Copy all the material below, exactly as it stands.
--- start Records for this task ---
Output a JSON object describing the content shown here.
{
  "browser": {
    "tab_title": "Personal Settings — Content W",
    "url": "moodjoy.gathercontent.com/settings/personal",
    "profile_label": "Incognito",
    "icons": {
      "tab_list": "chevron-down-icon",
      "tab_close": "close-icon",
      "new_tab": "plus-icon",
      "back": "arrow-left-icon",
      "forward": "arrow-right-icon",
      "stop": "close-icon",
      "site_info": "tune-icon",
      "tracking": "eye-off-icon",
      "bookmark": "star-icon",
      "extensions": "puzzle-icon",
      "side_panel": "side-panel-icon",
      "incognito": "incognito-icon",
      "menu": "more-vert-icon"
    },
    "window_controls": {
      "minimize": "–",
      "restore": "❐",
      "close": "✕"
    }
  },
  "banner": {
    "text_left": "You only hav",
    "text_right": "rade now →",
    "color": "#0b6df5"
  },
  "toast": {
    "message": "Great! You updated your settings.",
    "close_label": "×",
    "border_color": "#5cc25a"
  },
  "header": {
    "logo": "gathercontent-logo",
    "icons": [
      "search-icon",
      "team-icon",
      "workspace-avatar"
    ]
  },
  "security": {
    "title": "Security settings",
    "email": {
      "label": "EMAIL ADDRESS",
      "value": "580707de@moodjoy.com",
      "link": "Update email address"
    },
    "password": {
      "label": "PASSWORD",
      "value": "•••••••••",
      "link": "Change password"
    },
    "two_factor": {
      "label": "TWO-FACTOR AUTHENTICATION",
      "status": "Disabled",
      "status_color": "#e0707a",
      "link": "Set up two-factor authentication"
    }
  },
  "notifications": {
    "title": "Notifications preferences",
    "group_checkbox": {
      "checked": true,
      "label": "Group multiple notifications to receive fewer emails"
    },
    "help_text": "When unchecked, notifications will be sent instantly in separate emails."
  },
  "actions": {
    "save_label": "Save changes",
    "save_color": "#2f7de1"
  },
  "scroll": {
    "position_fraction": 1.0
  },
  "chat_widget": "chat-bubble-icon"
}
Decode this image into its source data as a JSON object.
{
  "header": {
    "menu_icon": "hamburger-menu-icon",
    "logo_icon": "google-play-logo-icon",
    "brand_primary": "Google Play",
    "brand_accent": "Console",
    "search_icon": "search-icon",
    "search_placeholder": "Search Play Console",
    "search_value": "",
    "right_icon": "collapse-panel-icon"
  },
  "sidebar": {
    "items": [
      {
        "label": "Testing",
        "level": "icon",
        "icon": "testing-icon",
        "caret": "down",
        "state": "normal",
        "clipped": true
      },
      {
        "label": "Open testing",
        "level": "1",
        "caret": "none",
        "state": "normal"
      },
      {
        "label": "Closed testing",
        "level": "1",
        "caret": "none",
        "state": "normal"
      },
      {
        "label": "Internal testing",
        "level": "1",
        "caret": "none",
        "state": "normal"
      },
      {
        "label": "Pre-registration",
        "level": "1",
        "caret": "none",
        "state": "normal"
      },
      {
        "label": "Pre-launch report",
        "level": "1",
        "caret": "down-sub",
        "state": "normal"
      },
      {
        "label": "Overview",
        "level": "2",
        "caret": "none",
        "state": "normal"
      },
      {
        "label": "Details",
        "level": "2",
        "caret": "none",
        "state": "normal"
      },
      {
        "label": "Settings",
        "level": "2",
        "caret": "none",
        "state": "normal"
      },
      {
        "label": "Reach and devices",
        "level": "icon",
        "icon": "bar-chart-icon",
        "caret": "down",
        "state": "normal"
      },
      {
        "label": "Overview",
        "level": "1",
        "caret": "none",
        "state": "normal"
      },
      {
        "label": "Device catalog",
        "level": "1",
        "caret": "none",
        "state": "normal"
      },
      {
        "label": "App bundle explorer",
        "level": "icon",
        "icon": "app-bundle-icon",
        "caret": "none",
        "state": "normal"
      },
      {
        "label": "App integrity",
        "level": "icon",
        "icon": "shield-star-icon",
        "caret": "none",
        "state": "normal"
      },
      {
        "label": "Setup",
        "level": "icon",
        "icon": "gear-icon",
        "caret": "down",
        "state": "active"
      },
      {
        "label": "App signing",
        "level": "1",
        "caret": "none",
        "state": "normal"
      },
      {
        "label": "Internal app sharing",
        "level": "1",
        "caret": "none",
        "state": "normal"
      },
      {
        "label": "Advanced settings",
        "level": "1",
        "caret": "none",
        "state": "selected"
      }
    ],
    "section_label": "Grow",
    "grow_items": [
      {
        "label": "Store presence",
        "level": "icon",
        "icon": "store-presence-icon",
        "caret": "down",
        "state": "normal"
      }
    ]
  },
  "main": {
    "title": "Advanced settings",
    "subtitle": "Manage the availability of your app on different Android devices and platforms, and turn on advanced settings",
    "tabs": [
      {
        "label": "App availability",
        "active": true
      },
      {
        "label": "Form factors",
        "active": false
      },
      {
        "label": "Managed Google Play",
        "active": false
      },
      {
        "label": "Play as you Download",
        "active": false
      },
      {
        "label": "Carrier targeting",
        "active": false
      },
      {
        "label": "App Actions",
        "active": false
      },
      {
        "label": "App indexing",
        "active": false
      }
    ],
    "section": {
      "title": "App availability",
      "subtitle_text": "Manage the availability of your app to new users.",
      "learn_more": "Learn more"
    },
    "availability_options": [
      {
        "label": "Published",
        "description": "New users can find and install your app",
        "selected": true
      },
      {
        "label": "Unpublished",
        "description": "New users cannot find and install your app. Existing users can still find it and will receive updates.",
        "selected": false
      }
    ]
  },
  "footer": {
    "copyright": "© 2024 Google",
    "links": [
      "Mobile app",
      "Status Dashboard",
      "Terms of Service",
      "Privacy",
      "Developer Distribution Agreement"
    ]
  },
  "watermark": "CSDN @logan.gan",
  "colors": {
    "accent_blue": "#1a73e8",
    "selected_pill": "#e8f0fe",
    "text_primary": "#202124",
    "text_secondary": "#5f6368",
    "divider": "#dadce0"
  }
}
--- end Records for this task ---
Response →
Output a JSON object describing the content shown here.
{
  "browser": {
    "tab_title": "Personal Settings — Content W",
    "url": "moodjoy.gathercontent.com/settings/personal",
    "profile_label": "Incognito",
    "icons": {
      "tab_list": "chevron-down-icon",
      "tab_close": "close-icon",
      "new_tab": "plus-icon",
      "back": "arrow-left-icon",
      "forward": "arrow-right-icon",
      "stop": "close-icon",
      "site_info": "tune-icon",
      "tracking": "eye-off-icon",
      "bookmark": "star-icon",
      "extensions": "puzzle-icon",
      "side_panel": "side-panel-icon",
      "incognito": "incognito-icon",
      "menu": "more-vert-icon"
    },
    "window_controls": {
      "minimize": "–",
      "restore": "❐",
      "close": "✕"
    }
  },
  "banner": {
    "text_left": "You only hav",
    "text_right": "rade now →",
    "color": "#0b6df5"
  },
  "toast": {
    "message": "Great! You updated your settings.",
    "close_label": "×",
    "border_color": "#5cc25a"
  },
  "header": {
    "logo": "gathercontent-logo",
    "icons": [
      "search-icon",
      "team-icon",
      "workspace-avatar"
    ]
  },
  "security": {
    "title": "Security settings",
    "email": {
      "label": "EMAIL ADDRESS",
      "value": "580707de@moodjoy.com",
      "link": "Update email address"
    },
    "password": {
      "label": "PASSWORD",
      "value": "•••••••••",
      "link": "Change password"
    },
    "two_factor": {
      "label": "TWO-FACTOR AUTHENTICATION",
      "status": "Disabled",
      "status_color": "#e0707a",
      "link": "Set up two-factor authentication"
    }
  },
  "notifications": {
    "title": "Notifications preferences",
    "group_checkbox": {
      "checked": true,
      "label": "Group multiple notifications to receive fewer emails"
    },
    "help_text": "When unchecked, notifications will be sent instantly in separate emails."
  },
  "actions": {
    "save_label": "Save changes",
    "save_color": "#2f7de1"
  },
  "scroll": {
    "position_fraction": 1.0
  },
  "chat_widget": "chat-bubble-icon"
}
Decode this image into its source data as a JSON object.
{
  "header": {
    "menu_icon": "hamburger-menu-icon",
    "logo_icon": "google-play-logo-icon",
    "brand_primary": "Google Play",
    "brand_accent": "Console",
    "search_icon": "search-icon",
    "search_placeholder": "Search Play Console",
    "search_value": "",
    "right_icon": "collapse-panel-icon"
  },
  "sidebar": {
    "items": [
      {
        "label": "Testing",
        "level": "icon",
        "icon": "testing-icon",
        "caret": "down",
        "state": "normal",
        "clipped": true
      },
      {
        "label": "Open testing",
        "level": "1",
        "caret": "none",
        "state": "normal"
      },
      {
        "label": "Closed testing",
        "level": "1",
        "caret": "none",
        "state": "normal"
      },
      {
        "label": "Internal testing",
        "level": "1",
        "caret": "none",
        "state": "normal"
      },
      {
        "label": "Pre-registration",
        "level": "1",
        "caret": "none",
        "state": "normal"
      },
      {
        "label": "Pre-launch report",
        "level": "1",
        "caret": "down-sub",
        "state": "normal"
      },
      {
        "label": "Overview",
        "level": "2",
        "caret": "none",
        "state": "normal"
      },
      {
        "label": "Details",
        "level": "2",
        "caret": "none",
        "state": "normal"
      },
      {
        "label": "Settings",
        "level": "2",
        "caret": "none",
        "state": "normal"
      },
      {
        "label": "Reach and devices",
        "level": "icon",
        "icon": "bar-chart-icon",
        "caret": "down",
        "state": "normal"
      },
      {
        "label": "Overview",
        "level": "1",
        "caret": "none",
        "state": "normal"
      },
      {
        "label": "Device catalog",
        "level": "1",
        "caret": "none",
        "state": "normal"
      },
      {
        "label": "App bundle explorer",
        "level": "icon",
        "icon": "app-bundle-icon",
        "caret": "none",
        "state": "normal"
      },
      {
        "label": "App integrity",
        "level": "icon",
        "icon": "shield-star-icon",
        "caret": "none",
        "state": "normal"
      },
      {
        "label": "Setup",
        "level": "icon",
        "icon": "gear-icon",
        "caret": "down",
        "state": "active"
      },
      {
        "label": "App signing",
        "level": "1",
        "caret": "none",
        "state": "normal"
      },
      {
        "label": "Internal app sharing",
        "level": "1",
        "caret": "none",
        "state": "normal"
      },
      {
        "label": "Advanced settings",
        "level": "1",
        "caret": "none",
        "state": "selected"
      }
    ],
    "section_label": "Grow",
    "grow_items": [
      {
        "label": "Store presence",
        "level": "icon",
        "icon": "store-presence-icon",
        "caret": "down",
        "state": "normal"
      }
    ]
  },
  "main": {
    "title": "Advanced settings",
    "subtitle": "Manage the availability of your app on different Android devices and platforms, and turn on advanced settings",
    "tabs": [
      {
        "label": "App availability",
        "active": true
      },
      {
        "label": "Form factors",
        "active": false
      },
      {
        "label": "Managed Google Play",
        "active": false
      },
      {
        "label": "Play as you Download",
        "active": false
      },
      {
        "label": "Carrier targeting",
        "active": false
      },
      {
        "label": "App Actions",
        "active": false
      },
      {
        "label": "App indexing",
        "active": false
      }
    ],
    "section": {
      "title": "App availability",
      "subtitle_text": "Manage the availability of your app to new users.",
      "learn_more": "Learn more"
    },
    "availability_options": [
      {
        "label": "Published",
        "description": "New users can find and install your app",
        "selected": true
      },
      {
        "label": "Unpublished",
        "description": "New users cannot find and install your app. Existing users can still find it and will receive updates.",
        "selected": false
      }
    ]
  },
  "footer": {
    "copyright": "© 2024 Google",
    "links": [
      "Mobile app",
      "Status Dashboard",
      "Terms of Service",
      "Privacy",
      "Developer Distribution Agreement"
    ]
  },
  "watermark": "CSDN @logan.gan",
  "colors": {
    "accent_blue": "#1a73e8",
    "selected_pill": "#e8f0fe",
    "text_primary": "#202124",
    "text_secondary": "#5f6368",
    "divider": "#dadce0"
  }
}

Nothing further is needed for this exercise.